Aufgaben:
a - Prüfen Sie, ob die folgenden Aussagen mit dem Textauszug übereinstimmen, und antworten Sie jeweils mit Ja oder Nein samt den entscheidenden Worten des Textauszugs als wörtlichem Zitat: (i) Überbehütung kommt bei bis zu 20 % aller Eltern vor. (ii) Deutschlandweit nimmt die Zahl der Kinder zu. (iii) Die sogenannten Rettungshubschrauber wollen ihr Kind vor jedem Unheil bewahren.
b - Bei welchen Eltern tritt Überbehütung laut dem Textauszug besonders häufig auf?

Textauszug:
--
Es gibt aber noch eine weitere Art von Hubschraubereltern: die sogenannten Rettungshubschrauber. Sie möchten ihr Kind vor jedem Unheil bewahren, was ja ein gesunder elterlicher Instinkt ist. Allerdings lernen Kinder aus Erfahrung. Wenn das Kind zum x-ten Mal seinen Turnbeutel vergessen hat, bekommt es dieses Mal vom Lehrer eben einen Anpfiff. Das ist garantiert lehrreicher, als wenn Mama ihn zum wiederholten Male mit dem Auto hinterherkarrt.
Helikoptereltern – überbehütete Kindheit
Aus der Angst um Kleinkinder hat sich mittlerweile eine ganze Sicherheitsindustrie entwickelt. Doch wo verläuft die Grenze zwischen gesunder Vorsicht und Überbehütung?
Deutschlandweit gibt es immer weniger Kinder, dafür aber immer mehr Ratgeber über Kindererziehung. Früher tobten Kinder auf der Straße, im Zeitalter von Smartphone, Tablet und Co. verbringen sie aber immer weniger Zeit an der frischen Luft und leiden an Bewegungsmangel. Fürchten Eltern zu Recht um die motorischen und kommunikativen Fähigkeiten ihres Nachwuchses?
Helikoptereltern in der Schule
Teilweise geht das Engagement von Helikoptereltern sogar so weit, dass sie sich bei Lehrern oder bei Elternabenden über alles und jeden beschweren. Viele Lehrer können bestätigen: Früher waren die Schüler selbst daran schuld, wenn sie schlechte Noten nach Hause brachten. Heute geben Helikoptereltern den Lehrern die Schuld. Selbstverständlich wird es immer die eine oder andere ungerechte Note geben, aber hier wird den Kindern ein verheerendes Beispiel gegeben. Nie liegt etwas an ihnen selbst, sondern immer an anderen. Nicht selten wird da sogar ans Ministerium geschrieben, wenn der Nachwuchs mal nur eine Drei im Diktat heimbringt.
Warum machen Eltern so etwas?
Das Phänomen einer derartigen Überbehütung tritt immerhin bei bis zu 20 % aller Eltern auf, besonders häufig, wenn sie Einzelkinder haben. Der Grund ist so einfach wie naheliegend: Die Eltern haben Angst um ihr Wertvollstes – ihr Kind.
Allerdings werden eine Vielzahl weiterer Gründe für dieses Phänomen diskutiert. Zum Beispiel der, dass Eltern heutzutage recht schnell wieder in ihren Beruf zurückkehren. Weil sie dadurch tagsüber nicht für ihre Kinder da sein können, entwickeln sie ein Schuldgefühl, dass sie kompensieren indem sie das Kind abends förmlich mit Liebe und Fürsorglichkeit überschütten.
Ein anderer Lösungsansatz sieht die Ursache eher darin, dass die Eltern einen mangelnden eigenen Lebenserfolg verspüren, und ihren Ehrgeiz in der Folge auf das Kind projizieren. Der Nachwuchs soll schaffen soll, was die Eltern nicht vermochten.
--
Bereitgestellte Zeilen:
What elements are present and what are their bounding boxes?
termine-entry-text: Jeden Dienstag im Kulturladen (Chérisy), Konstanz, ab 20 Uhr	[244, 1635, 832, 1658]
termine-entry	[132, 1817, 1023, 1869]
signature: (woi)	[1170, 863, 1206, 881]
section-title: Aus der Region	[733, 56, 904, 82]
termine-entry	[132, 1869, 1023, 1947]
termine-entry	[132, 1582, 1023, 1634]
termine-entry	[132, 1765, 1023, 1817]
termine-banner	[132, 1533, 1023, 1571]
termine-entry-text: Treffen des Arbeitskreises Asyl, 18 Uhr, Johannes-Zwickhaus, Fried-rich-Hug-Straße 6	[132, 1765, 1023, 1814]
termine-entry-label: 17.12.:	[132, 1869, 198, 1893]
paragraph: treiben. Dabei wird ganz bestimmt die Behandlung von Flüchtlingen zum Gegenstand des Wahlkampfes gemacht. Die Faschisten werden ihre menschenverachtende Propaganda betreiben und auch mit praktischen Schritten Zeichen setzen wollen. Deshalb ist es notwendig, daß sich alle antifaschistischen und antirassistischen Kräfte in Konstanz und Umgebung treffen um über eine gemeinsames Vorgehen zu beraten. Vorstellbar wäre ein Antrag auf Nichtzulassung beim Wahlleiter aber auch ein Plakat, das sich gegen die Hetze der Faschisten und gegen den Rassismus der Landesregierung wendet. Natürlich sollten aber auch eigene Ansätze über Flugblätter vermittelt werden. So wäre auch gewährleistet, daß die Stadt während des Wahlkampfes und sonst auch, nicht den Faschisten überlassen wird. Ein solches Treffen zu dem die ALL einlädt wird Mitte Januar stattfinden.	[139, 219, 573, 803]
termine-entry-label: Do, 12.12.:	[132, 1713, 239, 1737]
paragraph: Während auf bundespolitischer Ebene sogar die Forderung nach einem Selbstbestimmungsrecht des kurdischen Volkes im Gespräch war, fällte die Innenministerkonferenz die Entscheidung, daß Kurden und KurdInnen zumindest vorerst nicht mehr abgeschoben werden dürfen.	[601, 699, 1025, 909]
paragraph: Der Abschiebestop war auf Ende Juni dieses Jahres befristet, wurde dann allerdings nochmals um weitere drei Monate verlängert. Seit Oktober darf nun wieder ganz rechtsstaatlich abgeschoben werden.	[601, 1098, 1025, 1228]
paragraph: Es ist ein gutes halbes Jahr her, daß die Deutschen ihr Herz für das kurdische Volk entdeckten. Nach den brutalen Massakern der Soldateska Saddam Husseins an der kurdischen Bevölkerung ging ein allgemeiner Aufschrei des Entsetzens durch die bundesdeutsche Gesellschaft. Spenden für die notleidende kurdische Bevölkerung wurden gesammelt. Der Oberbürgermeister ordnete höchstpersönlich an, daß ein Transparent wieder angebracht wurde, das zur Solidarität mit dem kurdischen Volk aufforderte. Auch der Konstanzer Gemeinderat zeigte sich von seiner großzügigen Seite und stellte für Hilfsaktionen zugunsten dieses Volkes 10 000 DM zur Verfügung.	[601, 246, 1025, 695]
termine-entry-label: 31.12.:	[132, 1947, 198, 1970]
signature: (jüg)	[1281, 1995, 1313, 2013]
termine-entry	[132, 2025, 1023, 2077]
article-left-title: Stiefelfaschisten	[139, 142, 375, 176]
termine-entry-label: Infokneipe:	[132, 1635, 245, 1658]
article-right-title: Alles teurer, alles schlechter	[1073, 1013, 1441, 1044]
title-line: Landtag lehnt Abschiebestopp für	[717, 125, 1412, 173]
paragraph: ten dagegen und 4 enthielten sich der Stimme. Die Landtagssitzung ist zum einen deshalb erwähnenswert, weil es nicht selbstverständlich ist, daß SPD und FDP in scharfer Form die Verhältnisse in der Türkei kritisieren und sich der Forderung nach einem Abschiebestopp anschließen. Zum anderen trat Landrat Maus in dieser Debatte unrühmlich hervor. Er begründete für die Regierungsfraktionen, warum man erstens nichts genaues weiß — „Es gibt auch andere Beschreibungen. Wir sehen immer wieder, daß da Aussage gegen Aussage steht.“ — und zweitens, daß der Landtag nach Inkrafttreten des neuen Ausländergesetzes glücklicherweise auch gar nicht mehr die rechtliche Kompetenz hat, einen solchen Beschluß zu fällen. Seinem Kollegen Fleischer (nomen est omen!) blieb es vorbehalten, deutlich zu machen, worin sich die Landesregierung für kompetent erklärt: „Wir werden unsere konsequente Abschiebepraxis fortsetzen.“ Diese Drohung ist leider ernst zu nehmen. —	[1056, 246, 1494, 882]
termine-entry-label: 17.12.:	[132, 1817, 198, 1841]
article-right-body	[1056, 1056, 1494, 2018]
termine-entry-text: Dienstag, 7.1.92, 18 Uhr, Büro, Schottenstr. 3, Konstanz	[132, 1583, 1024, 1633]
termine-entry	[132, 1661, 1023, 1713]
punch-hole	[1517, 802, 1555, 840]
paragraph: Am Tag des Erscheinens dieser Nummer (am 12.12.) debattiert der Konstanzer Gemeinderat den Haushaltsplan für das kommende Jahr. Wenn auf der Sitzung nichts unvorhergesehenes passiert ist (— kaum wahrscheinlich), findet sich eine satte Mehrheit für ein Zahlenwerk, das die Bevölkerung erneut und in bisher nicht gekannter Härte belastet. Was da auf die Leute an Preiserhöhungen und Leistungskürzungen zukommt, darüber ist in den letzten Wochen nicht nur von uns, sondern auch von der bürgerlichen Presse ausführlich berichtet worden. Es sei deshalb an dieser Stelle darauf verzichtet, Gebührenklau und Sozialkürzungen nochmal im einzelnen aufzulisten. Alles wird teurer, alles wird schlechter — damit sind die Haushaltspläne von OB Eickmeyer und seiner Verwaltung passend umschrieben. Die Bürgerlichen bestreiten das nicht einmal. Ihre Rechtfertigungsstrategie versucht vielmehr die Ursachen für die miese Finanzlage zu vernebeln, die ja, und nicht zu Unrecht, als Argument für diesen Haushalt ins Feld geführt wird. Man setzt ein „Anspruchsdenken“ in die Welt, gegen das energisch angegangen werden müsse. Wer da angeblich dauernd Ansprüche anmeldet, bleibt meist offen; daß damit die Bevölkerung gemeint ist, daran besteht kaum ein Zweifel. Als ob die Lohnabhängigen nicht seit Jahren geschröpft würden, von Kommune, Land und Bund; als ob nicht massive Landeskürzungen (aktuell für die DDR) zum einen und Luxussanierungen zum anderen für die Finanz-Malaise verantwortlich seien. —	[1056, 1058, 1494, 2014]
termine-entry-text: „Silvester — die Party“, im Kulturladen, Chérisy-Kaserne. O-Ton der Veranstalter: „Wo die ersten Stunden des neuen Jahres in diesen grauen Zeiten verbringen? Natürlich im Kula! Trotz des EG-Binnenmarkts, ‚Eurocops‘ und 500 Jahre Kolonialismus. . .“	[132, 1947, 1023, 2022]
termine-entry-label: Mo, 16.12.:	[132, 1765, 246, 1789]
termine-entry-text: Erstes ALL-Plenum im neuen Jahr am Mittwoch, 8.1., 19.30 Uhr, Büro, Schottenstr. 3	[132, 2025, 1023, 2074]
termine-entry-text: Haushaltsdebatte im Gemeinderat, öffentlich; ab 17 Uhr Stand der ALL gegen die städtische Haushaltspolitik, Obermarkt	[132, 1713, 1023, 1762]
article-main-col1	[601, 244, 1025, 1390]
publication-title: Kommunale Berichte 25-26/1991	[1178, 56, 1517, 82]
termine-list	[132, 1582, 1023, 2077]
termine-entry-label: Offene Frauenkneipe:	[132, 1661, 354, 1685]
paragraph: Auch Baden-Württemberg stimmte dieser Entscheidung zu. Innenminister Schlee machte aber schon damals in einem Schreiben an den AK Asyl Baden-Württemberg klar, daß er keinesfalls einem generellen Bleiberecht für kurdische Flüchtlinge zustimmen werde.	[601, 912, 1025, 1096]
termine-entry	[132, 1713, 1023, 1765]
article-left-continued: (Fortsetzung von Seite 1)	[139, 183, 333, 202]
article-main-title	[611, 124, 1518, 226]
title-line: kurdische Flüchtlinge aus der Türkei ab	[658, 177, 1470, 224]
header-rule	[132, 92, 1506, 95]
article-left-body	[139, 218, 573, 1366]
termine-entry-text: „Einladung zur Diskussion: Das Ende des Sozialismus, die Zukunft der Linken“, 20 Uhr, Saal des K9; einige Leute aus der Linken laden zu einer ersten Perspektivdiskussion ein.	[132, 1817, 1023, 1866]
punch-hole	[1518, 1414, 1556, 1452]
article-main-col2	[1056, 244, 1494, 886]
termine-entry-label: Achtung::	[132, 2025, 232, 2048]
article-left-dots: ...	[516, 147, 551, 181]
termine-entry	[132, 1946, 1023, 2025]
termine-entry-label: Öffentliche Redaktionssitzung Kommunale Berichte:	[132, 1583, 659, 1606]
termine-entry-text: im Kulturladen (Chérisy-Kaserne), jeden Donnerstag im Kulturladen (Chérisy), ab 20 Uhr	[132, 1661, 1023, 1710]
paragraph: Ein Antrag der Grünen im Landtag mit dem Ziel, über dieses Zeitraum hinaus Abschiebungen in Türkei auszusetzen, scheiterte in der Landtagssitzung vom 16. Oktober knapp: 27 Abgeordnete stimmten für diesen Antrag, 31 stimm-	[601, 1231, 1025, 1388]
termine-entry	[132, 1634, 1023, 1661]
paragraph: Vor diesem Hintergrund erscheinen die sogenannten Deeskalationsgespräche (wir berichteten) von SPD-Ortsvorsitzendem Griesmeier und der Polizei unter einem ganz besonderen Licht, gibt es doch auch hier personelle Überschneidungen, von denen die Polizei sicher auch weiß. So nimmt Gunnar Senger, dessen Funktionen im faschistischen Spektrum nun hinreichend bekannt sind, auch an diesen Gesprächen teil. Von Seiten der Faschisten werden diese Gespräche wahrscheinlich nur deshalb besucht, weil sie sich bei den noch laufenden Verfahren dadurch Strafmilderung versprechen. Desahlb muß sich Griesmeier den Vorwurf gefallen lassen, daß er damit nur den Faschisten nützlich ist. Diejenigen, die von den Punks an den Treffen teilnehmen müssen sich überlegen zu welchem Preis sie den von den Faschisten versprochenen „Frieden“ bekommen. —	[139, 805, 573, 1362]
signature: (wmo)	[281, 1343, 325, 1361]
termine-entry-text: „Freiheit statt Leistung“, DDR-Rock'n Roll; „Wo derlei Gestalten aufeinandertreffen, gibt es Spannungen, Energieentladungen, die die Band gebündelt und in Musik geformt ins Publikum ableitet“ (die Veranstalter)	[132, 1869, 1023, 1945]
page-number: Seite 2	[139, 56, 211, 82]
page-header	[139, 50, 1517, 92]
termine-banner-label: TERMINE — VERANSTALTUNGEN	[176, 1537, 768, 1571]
--
Lösungsübersicht:
a -
(i) Ja: „Das Phänomen einer derartigen Überbehütung tritt immerhin bei bis zu 20 % aller Eltern auf“
(ii) Nein: „Deutschlandweit gibt es immer weniger Kinder“
(iii) Ja: „Sie möchten ihr Kind vor jedem Unheil bewahren“

b - Sie tritt besonders häufig bei Eltern auf, die Einzelkinder haben.